> [Problem to solve] Your task is to locate every line holding the string "label" and to copy each of them.

□ □ □ □ □ □ □

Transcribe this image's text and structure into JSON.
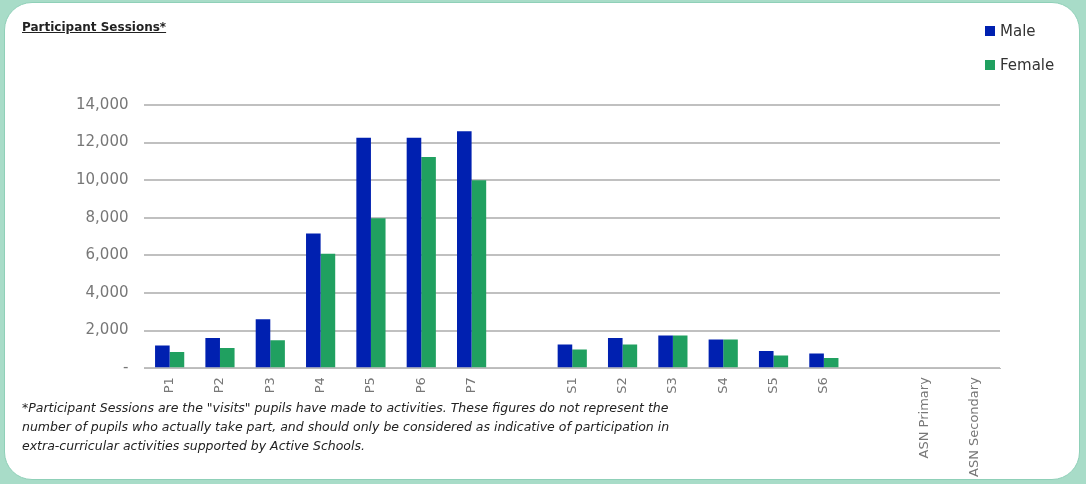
{
  "chart_data": {
    "type": "bar",
    "title": "Participant Sessions*",
    "categories": [
      "P1",
      "P2",
      "P3",
      "P4",
      "P5",
      "P6",
      "P7",
      null,
      "S1",
      "S2",
      "S3",
      "S4",
      "S5",
      "S6",
      null,
      "ASN Primary",
      "ASN Secondary"
    ],
    "series": [
      {
        "name": "Male",
        "color": "#0020b0",
        "values": [
          1200,
          1600,
          2600,
          7160,
          12260,
          12260,
          12600,
          null,
          1260,
          1610,
          1740,
          1530,
          910,
          780,
          null,
          null,
          null
        ]
      },
      {
        "name": "Female",
        "color": "#20a060",
        "values": [
          860,
          1070,
          1480,
          6090,
          7970,
          11240,
          10000,
          null,
          990,
          1260,
          1740,
          1530,
          670,
          540,
          null,
          null,
          null
        ]
      }
    ],
    "ylim": [
      0,
      14000
    ],
    "yticks": [
      {
        "value": 0,
        "label": "-"
      },
      {
        "value": 2000,
        "label": "2,000"
      },
      {
        "value": 4000,
        "label": "4,000"
      },
      {
        "value": 6000,
        "label": "6,000"
      },
      {
        "value": 8000,
        "label": "8,000"
      },
      {
        "value": 10000,
        "label": "10,000"
      },
      {
        "value": 12000,
        "label": "12,000"
      },
      {
        "value": 14000,
        "label": "14,000"
      }
    ],
    "grid": "y",
    "legend": "top right",
    "annotations": [
      "*Participant Sessions are the \"visits\" pupils have made to activities. These figures do not represent the number of pupils who actually take part, and should only be considered as indicative of participation in extra-curricular activities supported by Active Schools."
    ]
  }
}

□ □ □ □ □ □ □

> [Solution to the exercise]
        "label": "-"
        "label": "2,000"
        "label": "4,000"
        "label": "6,000"
        "label": "8,000"
        "label": "10,000"
        "label": "12,000"
        "label": "14,000"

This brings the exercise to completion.